** begin Record set **

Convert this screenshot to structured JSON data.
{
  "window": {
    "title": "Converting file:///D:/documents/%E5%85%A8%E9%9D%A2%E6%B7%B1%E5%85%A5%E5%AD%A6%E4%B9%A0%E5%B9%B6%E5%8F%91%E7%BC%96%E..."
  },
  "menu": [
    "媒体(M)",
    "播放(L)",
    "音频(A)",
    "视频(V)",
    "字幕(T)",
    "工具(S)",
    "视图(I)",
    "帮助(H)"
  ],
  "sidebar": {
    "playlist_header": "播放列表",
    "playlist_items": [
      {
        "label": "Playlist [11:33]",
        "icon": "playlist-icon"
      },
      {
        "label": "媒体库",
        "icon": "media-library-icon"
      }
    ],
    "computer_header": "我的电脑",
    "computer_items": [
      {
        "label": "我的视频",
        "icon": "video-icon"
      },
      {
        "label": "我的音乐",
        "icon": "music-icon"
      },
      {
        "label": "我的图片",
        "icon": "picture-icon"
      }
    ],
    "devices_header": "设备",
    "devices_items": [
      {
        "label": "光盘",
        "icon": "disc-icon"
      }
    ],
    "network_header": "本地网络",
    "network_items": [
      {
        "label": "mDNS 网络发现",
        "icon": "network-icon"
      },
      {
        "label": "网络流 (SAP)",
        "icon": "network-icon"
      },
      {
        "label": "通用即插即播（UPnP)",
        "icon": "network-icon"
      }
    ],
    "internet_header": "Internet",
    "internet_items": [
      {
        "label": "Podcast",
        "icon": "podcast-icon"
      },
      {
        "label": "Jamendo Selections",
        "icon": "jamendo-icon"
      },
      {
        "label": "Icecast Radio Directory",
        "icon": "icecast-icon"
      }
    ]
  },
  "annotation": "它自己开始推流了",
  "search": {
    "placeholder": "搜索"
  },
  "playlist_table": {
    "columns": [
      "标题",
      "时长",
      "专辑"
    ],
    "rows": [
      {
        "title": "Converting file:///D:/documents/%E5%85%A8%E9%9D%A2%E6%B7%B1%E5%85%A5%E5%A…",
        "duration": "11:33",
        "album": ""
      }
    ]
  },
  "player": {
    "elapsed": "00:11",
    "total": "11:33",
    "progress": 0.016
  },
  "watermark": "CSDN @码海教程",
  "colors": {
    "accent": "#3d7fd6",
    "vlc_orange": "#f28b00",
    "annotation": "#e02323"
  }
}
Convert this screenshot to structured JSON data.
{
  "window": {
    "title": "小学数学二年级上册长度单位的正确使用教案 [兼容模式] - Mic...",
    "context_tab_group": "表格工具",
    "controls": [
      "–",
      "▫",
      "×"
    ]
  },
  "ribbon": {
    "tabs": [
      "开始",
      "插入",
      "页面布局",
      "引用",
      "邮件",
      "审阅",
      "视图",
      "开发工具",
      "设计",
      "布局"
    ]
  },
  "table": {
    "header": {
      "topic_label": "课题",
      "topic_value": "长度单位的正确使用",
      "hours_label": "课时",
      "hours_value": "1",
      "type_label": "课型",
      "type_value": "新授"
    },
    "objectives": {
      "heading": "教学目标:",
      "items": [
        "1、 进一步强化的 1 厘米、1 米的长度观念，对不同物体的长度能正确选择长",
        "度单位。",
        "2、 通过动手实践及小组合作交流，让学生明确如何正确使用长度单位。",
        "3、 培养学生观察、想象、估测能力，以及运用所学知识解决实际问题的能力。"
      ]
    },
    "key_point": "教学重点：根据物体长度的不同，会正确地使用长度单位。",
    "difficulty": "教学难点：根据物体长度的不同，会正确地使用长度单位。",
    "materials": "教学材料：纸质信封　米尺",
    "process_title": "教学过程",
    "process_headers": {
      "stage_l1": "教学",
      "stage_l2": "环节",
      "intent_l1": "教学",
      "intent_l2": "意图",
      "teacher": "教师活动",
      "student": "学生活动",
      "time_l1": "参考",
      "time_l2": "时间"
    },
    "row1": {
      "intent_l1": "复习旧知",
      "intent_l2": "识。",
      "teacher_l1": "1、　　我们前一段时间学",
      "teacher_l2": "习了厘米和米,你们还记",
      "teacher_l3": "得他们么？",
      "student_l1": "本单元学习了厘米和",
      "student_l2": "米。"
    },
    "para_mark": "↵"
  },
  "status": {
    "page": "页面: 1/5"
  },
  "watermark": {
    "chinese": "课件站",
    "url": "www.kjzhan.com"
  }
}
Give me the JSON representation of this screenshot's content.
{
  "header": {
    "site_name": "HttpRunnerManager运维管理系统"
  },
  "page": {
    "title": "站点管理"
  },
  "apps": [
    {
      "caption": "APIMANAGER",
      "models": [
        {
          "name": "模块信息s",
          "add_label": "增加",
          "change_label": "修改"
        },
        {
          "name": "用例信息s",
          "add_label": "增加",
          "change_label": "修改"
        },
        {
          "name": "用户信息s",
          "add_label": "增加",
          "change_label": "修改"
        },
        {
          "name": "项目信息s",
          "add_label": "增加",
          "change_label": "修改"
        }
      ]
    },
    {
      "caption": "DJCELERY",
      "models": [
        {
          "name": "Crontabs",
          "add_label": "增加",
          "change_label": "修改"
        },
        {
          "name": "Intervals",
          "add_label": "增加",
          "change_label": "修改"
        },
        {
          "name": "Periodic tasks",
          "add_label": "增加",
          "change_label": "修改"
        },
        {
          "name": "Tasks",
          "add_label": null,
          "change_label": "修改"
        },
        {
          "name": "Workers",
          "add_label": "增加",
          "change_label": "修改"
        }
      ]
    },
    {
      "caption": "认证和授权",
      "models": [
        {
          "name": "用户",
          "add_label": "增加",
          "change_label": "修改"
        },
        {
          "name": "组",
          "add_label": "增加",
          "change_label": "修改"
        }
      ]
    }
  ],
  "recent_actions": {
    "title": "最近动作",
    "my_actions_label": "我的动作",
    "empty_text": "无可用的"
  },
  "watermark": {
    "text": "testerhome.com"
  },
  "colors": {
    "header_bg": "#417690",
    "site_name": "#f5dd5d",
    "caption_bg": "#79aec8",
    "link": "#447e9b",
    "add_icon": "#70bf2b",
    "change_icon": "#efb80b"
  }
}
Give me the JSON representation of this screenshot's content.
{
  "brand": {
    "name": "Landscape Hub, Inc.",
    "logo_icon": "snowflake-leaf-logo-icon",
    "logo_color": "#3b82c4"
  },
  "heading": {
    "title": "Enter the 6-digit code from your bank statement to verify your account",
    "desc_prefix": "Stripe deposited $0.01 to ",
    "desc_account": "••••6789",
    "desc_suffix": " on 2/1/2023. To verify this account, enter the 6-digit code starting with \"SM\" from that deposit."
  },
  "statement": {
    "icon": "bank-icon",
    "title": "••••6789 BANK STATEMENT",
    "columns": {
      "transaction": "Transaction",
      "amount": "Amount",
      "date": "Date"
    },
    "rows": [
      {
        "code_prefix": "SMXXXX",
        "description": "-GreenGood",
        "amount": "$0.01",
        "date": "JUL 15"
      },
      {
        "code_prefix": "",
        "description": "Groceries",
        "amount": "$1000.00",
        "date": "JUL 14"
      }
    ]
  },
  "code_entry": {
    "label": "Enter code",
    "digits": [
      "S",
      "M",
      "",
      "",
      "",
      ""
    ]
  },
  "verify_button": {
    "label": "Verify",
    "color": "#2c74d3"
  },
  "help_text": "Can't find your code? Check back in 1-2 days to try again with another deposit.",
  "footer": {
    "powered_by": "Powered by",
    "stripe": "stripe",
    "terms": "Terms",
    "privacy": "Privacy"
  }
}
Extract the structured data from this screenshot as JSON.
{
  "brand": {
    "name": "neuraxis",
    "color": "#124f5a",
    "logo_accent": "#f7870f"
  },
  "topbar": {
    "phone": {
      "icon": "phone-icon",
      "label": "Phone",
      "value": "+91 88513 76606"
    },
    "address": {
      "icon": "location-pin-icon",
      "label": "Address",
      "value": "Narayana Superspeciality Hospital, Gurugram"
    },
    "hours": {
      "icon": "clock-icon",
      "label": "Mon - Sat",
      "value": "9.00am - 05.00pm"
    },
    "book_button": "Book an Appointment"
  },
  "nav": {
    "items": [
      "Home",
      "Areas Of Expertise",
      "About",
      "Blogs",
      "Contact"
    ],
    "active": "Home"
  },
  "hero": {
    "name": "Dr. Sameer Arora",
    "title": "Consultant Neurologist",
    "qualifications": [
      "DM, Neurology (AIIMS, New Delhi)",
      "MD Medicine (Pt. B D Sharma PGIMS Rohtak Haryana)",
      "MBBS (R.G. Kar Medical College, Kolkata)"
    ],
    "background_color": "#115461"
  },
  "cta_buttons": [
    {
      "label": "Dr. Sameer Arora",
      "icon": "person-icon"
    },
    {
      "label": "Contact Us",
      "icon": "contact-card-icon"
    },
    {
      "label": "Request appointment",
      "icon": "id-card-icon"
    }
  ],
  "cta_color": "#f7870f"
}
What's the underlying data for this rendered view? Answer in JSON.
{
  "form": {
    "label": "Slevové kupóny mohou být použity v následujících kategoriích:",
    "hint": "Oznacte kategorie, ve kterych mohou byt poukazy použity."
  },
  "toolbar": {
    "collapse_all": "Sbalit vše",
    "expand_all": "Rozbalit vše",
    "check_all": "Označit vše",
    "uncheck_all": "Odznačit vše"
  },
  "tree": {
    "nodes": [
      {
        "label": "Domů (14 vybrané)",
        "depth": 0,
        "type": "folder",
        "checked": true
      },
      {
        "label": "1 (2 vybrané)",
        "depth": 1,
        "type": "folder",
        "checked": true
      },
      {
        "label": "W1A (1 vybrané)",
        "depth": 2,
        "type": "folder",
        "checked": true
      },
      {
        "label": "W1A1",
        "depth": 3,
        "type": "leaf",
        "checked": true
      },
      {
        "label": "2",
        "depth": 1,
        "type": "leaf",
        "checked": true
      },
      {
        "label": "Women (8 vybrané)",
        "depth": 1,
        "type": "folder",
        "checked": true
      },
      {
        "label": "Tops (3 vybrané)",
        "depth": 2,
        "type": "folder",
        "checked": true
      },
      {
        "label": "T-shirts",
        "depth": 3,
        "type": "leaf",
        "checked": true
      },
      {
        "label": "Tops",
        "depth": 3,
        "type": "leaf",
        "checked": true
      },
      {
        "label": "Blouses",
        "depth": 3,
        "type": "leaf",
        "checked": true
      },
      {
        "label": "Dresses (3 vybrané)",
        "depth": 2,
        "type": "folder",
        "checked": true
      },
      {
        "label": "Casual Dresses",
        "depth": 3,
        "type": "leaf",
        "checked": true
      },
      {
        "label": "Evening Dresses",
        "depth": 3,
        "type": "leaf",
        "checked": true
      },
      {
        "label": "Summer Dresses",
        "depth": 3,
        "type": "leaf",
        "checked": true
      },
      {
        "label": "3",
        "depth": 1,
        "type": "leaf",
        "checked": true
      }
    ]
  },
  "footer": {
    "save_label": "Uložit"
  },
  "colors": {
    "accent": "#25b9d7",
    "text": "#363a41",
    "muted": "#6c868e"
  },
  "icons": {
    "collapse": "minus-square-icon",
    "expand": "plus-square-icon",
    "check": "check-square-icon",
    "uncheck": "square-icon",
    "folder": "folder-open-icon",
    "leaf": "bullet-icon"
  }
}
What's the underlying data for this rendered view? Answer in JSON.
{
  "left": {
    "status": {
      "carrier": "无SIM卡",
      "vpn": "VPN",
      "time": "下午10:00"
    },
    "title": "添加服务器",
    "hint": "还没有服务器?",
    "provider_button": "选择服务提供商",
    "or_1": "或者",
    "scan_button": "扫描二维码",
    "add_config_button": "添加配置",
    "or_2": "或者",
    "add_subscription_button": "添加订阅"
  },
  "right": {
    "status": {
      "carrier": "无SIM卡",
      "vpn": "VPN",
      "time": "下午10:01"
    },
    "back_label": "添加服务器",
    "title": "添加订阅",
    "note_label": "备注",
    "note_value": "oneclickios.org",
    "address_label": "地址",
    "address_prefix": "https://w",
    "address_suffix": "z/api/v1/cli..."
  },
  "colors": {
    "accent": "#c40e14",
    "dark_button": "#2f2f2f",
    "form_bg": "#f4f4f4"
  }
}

** end Record set **

What needs to be done »
Spot every line that holds "Arora" and copy it.

Response to this exercise »
    "name": "Dr. Sameer Arora",
      "label": "Dr. Sameer Arora",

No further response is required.